= Travail à réaliser =
1 - Redonnez tel quel le passage de l'extrait sur la cybersécurité, de « La cybersécurité n’a » à « de toutes tailles. ».
2 - Selon l'extrait sur la cybersécurité, quels domaines couvre l'expérience d'Anas Chanaa ?
3 - Indiquez si chacune des affirmations suivantes concorde avec l'extrait sur la cybersécurité, en citant à chaque fois les mots décisifs : (a) les campagnes de phishing sont présentées comme renforcées par l'intelligence artificielle ; (b) Anas Chanaa estime que les outils et les technologies suffisent à eux seuls ; (c) l'expérience d'Anas Chanaa se limite aux grandes entreprises.

= Extrait à lire =
La cybersécurité n’a jamais été aussi stratégique qu’aujourd’hui. Entre ransomwares sophistiqués, campagnes de phishing dopées à l’intelligence artificielle et failles dans les infrastructures cloud, les organisations font face à un paysage de menaces en perpétuelle mutation. Pour y voir plus clair, nous avons eu le privilège d’échanger avec Anas Chanaa, expert reconnu en cybersécurité, dont l’expérience couvre l’audit, le pilotage de centres opérationnels de sécurité (SOC) et le conseil stratégique auprès d’entreprises de toutes tailles.
Dans cet entretien, Anas livre une analyse sans détour des enjeux actuels, décortique les erreurs les plus courantes qui minent la posture de défense des entreprises, et propose des leviers concrets pour bâtir une résilience numérique durable. Au-delà des outils et des technologies, il met l’accent sur l’importance d’une gouvernance claire, d’une culture de la sécurité partagée, et d’une approche pragmatique qui aligne protection technique et objectifs métier.

= Section des données =
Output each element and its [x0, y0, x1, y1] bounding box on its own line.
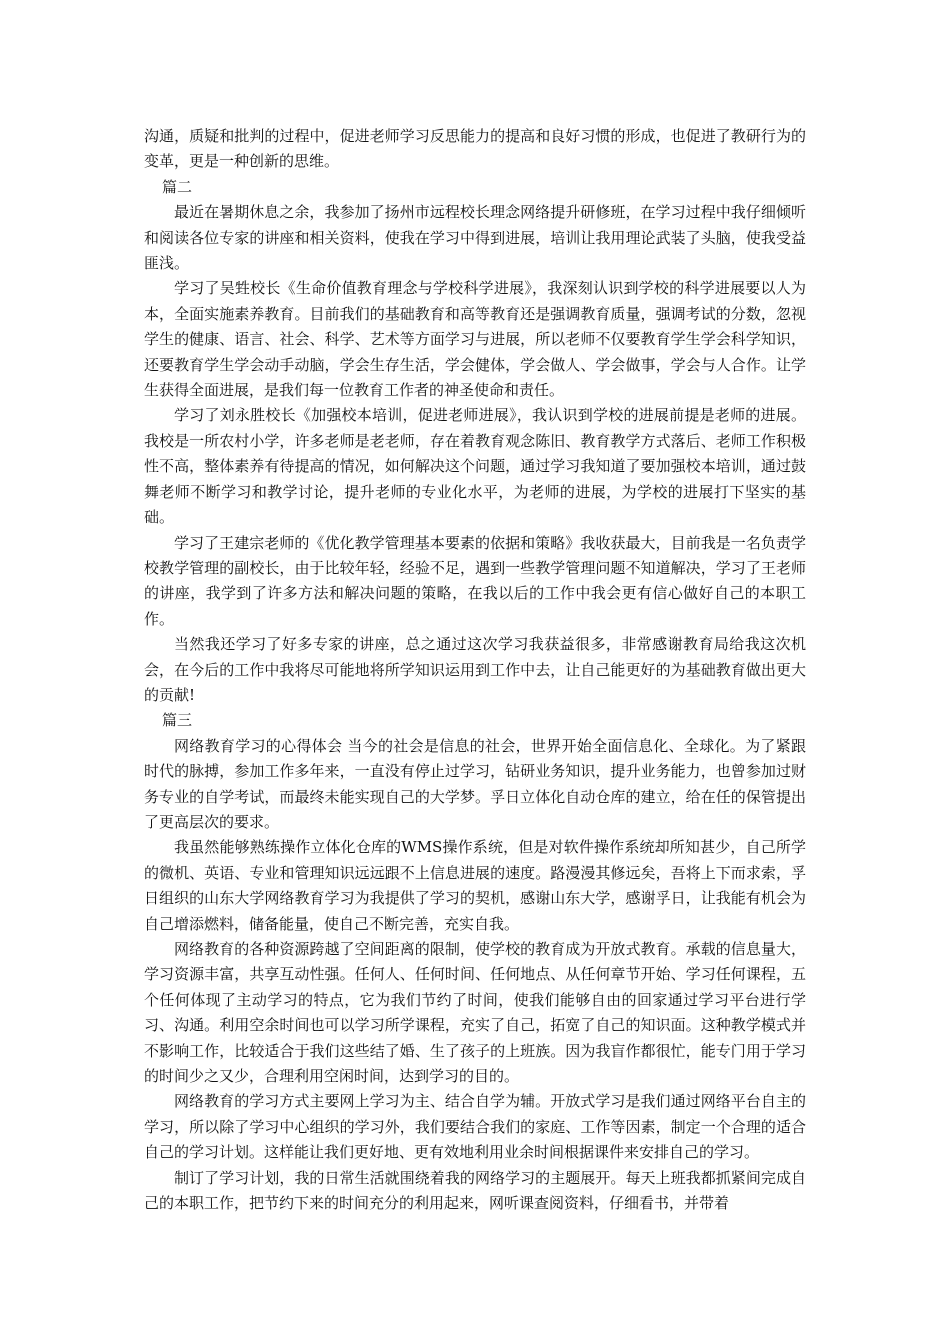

= Réponses complètes =
1 -
La cybersécurité n’a jamais été aussi stratégique qu’aujourd’hui. Entre ransomwares sophistiqués, campagnes de phishing dopées à l’intelligence artificielle et failles dans les infrastructures cloud, les organisations font face à un paysage de menaces en perpétuelle mutation. Pour y voir plus clair, nous avons eu le privilège d’échanger avec Anas Chanaa, expert reconnu en cybersécurité, dont l’expérience couvre l’audit, le pilotage de centres opérationnels de sécurité (SOC) et le conseil stratégique auprès d’entreprises de toutes tailles.

2 - Elle couvre l'audit, le pilotage de centres opérationnels de sécurité (SOC) et le conseil stratégique auprès d'entreprises de toutes tailles.

3 -
(a) Oui : « campagnes de phishing dopées à l’intelligence artificielle ».
(b) Non : « Au-delà des outils et des technologies, il met l’accent sur l’importance d’une gouvernance claire ».
(c) Non : « auprès d’entreprises de toutes tailles ».